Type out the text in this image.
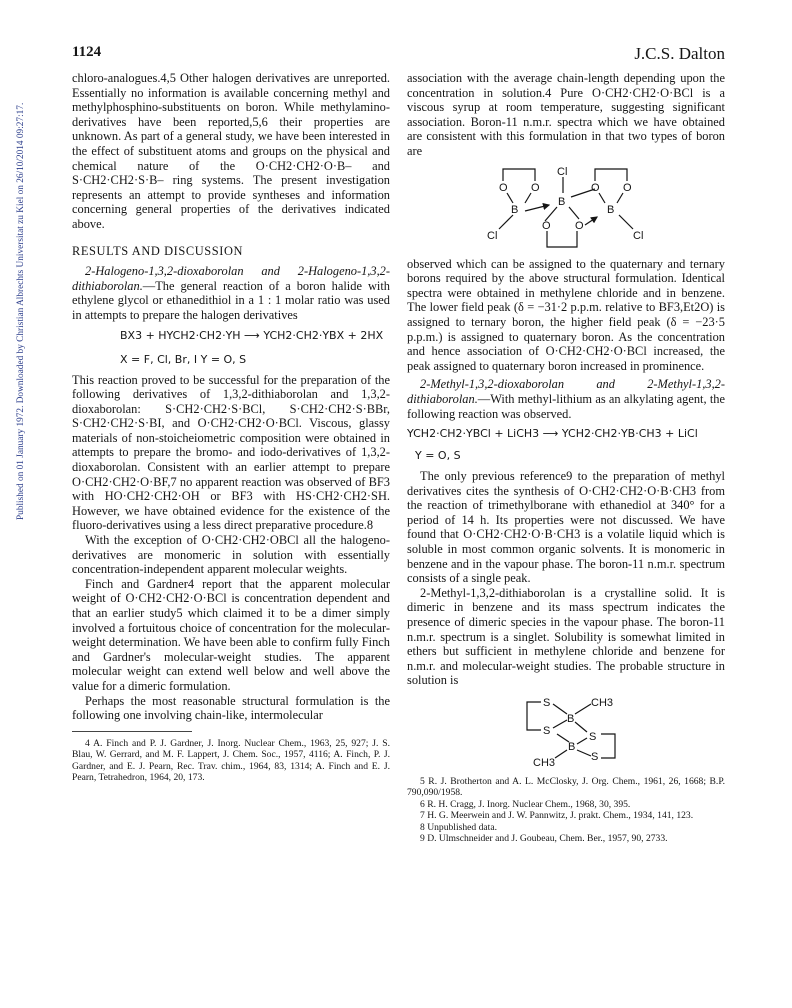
1124	J.C.S. Dalton
Published on 01 January 1972. Downloaded by Christian Albrechts Universitat zu Kiel on 26/10/2014 09:27:17.

chloro-analogues.4,5 Other halogen derivatives are unreported. Essentially no information is available concerning methyl and methylphosphino-substituents on boron. While methylamino-derivatives have been reported,5,6 their properties are unknown. As part of a general study, we have been interested in the effect of substituent atoms and groups on the physical and chemical nature of the O·CH2·CH2·O·B– and S·CH2·CH2·S·B– ring systems. The present investigation represents an attempt to provide syntheses and information concerning general properties of the derivatives indicated above.

RESULTS AND DISCUSSION

2-Halogeno-1,3,2-dioxaborolan and 2-Halogeno-1,3,2-dithiaborolan.—The general reaction of a boron halide with ethylene glycol or ethanedithiol in a 1 : 1 molar ratio was used in attempts to prepare the halogen derivatives

BX3 + HYCH2·CH2·YH ⟶ YCH2·CH2·YBX + 2HX
X = F, Cl, Br, I Y = O, S

This reaction proved to be successful for the preparation of the following derivatives of 1,3,2-dithiaborolan and 1,3,2-dioxaborolan: S·CH2·CH2·S·BCl, S·CH2·CH2·S·BBr, S·CH2·CH2·S·BI, and O·CH2·CH2·O·BCl. Viscous, glassy materials of non-stoicheiometric composition were obtained in attempts to prepare the bromo- and iodo-derivatives of 1,3,2-dioxaborolan. Consistent with an earlier attempt to prepare O·CH2·CH2·O·BF,7 no apparent reaction was observed of BF3 with HO·CH2·CH2·OH or BF3 with HS·CH2·CH2·SH. However, we have obtained evidence for the existence of the fluoro-derivatives using a less direct preparative procedure.8

With the exception of O·CH2·CH2·OBCl all the halogeno-derivatives are monomeric in solution with essentially concentration-independent apparent molecular weights.

Finch and Gardner4 report that the apparent molecular weight of O·CH2·CH2·O·BCl is concentration dependent and that an earlier study5 which claimed it to be a dimer simply involved a fortuitous choice of concentration for the molecular-weight determination. We have been able to confirm fully Finch and Gardner's molecular-weight studies. The apparent molecular weight can extend well below and well above the value for a dimeric formulation.

Perhaps the most reasonable structural formulation is the following one involving chain-like, intermolecular

4 A. Finch and P. J. Gardner, J. Inorg. Nuclear Chem., 1963, 25, 927; J. S. Blau, W. Gerrard, and M. F. Lappert, J. Chem. Soc., 1957, 4116; A. Finch, P. J. Gardner, and E. J. Pearn, Rec. Trav. chim., 1964, 83, 1314; A. Finch and E. J. Pearn, Tetrahedron, 1964, 20, 173.

association with the average chain-length depending upon the concentration in solution.4 Pure O·CH2·CH2·O·BCl is a viscous syrup at room temperature, suggesting significant association. Boron-11 n.m.r. spectra which we have obtained are consistent with this formulation in that two types of boron are

O O
B
Cl
Cl
B
O O
O O
B
Cl

observed which can be assigned to the quaternary and ternary borons required by the above structural formulation. Identical spectra were obtained in methylene chloride and in benzene. The lower field peak (δ = −31·2 p.p.m. relative to BF3,Et2O) is assigned to ternary boron, the higher field peak (δ = −23·5 p.p.m.) is assigned to quaternary boron. As the concentration and hence association of O·CH2·CH2·O·BCl increased, the peak assigned to quaternary boron increased in prominence.

2-Methyl-1,3,2-dioxaborolan and 2-Methyl-1,3,2-dithiaborolan.—With methyl-lithium as an alkylating agent, the following reaction was observed.

YCH2·CH2·YBCl + LiCH3 ⟶ YCH2·CH2·YB·CH3 + LiCl
Y = O, S

The only previous reference9 to the preparation of methyl derivatives cites the synthesis of O·CH2·CH2·O·B·CH3 from the reaction of trimethylborane with ethanediol at 340° for a period of 14 h. Its properties were not discussed. We have found that O·CH2·CH2·O·B·CH3 is a volatile liquid which is soluble in most common organic solvents. It is monomeric in benzene and in the vapour phase. The boron-11 n.m.r. spectrum consists of a single peak.

2-Methyl-1,3,2-dithiaborolan is a crystalline solid. It is dimeric in benzene and its mass spectrum indicates the presence of dimeric species in the vapour phase. The boron-11 n.m.r. spectrum is a singlet. Solubility is somewhat limited in ethers but sufficient in methylene chloride and benzene for n.m.r. and molecular-weight studies. The probable structure in solution is

S
S
B
CH3
S
B
S
CH3

5 R. J. Brotherton and A. L. McClosky, J. Org. Chem., 1961, 26, 1668; B.P. 790,090/1958.

6 R. H. Cragg, J. Inorg. Nuclear Chem., 1968, 30, 395.

7 H. G. Meerwein and J. W. Pannwitz, J. prakt. Chem., 1934, 141, 123.

8 Unpublished data.

9 D. Ulmschneider and J. Goubeau, Chem. Ber., 1957, 90, 2733.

> WHAT YOU HAVE TO DO
Leave out the pictures and repeat everything else in the records exactly.

> THE RESPONSE
Type out the text in this image.
1124	J.C.S. Dalton
Published on 01 January 1972. Downloaded by Christian Albrechts Universitat zu Kiel on 26/10/2014 09:27:17.

chloro-analogues.4,5 Other halogen derivatives are unreported. Essentially no information is available concerning methyl and methylphosphino-substituents on boron. While methylamino-derivatives have been reported,5,6 their properties are unknown. As part of a general study, we have been interested in the effect of substituent atoms and groups on the physical and chemical nature of the O·CH2·CH2·O·B– and S·CH2·CH2·S·B– ring systems. The present investigation represents an attempt to provide syntheses and information concerning general properties of the derivatives indicated above.

RESULTS AND DISCUSSION

2-Halogeno-1,3,2-dioxaborolan and 2-Halogeno-1,3,2-dithiaborolan.—The general reaction of a boron halide with ethylene glycol or ethanedithiol in a 1 : 1 molar ratio was used in attempts to prepare the halogen derivatives

BX3 + HYCH2·CH2·YH ⟶ YCH2·CH2·YBX + 2HX
X = F, Cl, Br, I Y = O, S

This reaction proved to be successful for the preparation of the following derivatives of 1,3,2-dithiaborolan and 1,3,2-dioxaborolan: S·CH2·CH2·S·BCl, S·CH2·CH2·S·BBr, S·CH2·CH2·S·BI, and O·CH2·CH2·O·BCl. Viscous, glassy materials of non-stoicheiometric composition were obtained in attempts to prepare the bromo- and iodo-derivatives of 1,3,2-dioxaborolan. Consistent with an earlier attempt to prepare O·CH2·CH2·O·BF,7 no apparent reaction was observed of BF3 with HO·CH2·CH2·OH or BF3 with HS·CH2·CH2·SH. However, we have obtained evidence for the existence of the fluoro-derivatives using a less direct preparative procedure.8

With the exception of O·CH2·CH2·OBCl all the halogeno-derivatives are monomeric in solution with essentially concentration-independent apparent molecular weights.

Finch and Gardner4 report that the apparent molecular weight of O·CH2·CH2·O·BCl is concentration dependent and that an earlier study5 which claimed it to be a dimer simply involved a fortuitous choice of concentration for the molecular-weight determination. We have been able to confirm fully Finch and Gardner's molecular-weight studies. The apparent molecular weight can extend well below and well above the value for a dimeric formulation.

Perhaps the most reasonable structural formulation is the following one involving chain-like, intermolecular

4 A. Finch and P. J. Gardner, J. Inorg. Nuclear Chem., 1963, 25, 927; J. S. Blau, W. Gerrard, and M. F. Lappert, J. Chem. Soc., 1957, 4116; A. Finch, P. J. Gardner, and E. J. Pearn, Rec. Trav. chim., 1964, 83, 1314; A. Finch and E. J. Pearn, Tetrahedron, 1964, 20, 173.

association with the average chain-length depending upon the concentration in solution.4 Pure O·CH2·CH2·O·BCl is a viscous syrup at room temperature, suggesting significant association. Boron-11 n.m.r. spectra which we have obtained are consistent with this formulation in that two types of boron are

O O
B
Cl
Cl
B
O O
O O
B
Cl

observed which can be assigned to the quaternary and ternary borons required by the above structural formulation. Identical spectra were obtained in methylene chloride and in benzene. The lower field peak (δ = −31·2 p.p.m. relative to BF3,Et2O) is assigned to ternary boron, the higher field peak (δ = −23·5 p.p.m.) is assigned to quaternary boron. As the concentration and hence association of O·CH2·CH2·O·BCl increased, the peak assigned to quaternary boron increased in prominence.

2-Methyl-1,3,2-dioxaborolan and 2-Methyl-1,3,2-dithiaborolan.—With methyl-lithium as an alkylating agent, the following reaction was observed.

YCH2·CH2·YBCl + LiCH3 ⟶ YCH2·CH2·YB·CH3 + LiCl
Y = O, S

The only previous reference9 to the preparation of methyl derivatives cites the synthesis of O·CH2·CH2·O·B·CH3 from the reaction of trimethylborane with ethanediol at 340° for a period of 14 h. Its properties were not discussed. We have found that O·CH2·CH2·O·B·CH3 is a volatile liquid which is soluble in most common organic solvents. It is monomeric in benzene and in the vapour phase. The boron-11 n.m.r. spectrum consists of a single peak.

2-Methyl-1,3,2-dithiaborolan is a crystalline solid. It is dimeric in benzene and its mass spectrum indicates the presence of dimeric species in the vapour phase. The boron-11 n.m.r. spectrum is a singlet. Solubility is somewhat limited in ethers but sufficient in methylene chloride and benzene for n.m.r. and molecular-weight studies. The probable structure in solution is

S
S
B
CH3
S
B
S
CH3

5 R. J. Brotherton and A. L. McClosky, J. Org. Chem., 1961, 26, 1668; B.P. 790,090/1958.

6 R. H. Cragg, J. Inorg. Nuclear Chem., 1968, 30, 395.

7 H. G. Meerwein and J. W. Pannwitz, J. prakt. Chem., 1934, 141, 123.

8 Unpublished data.

9 D. Ulmschneider and J. Goubeau, Chem. Ber., 1957, 90, 2733.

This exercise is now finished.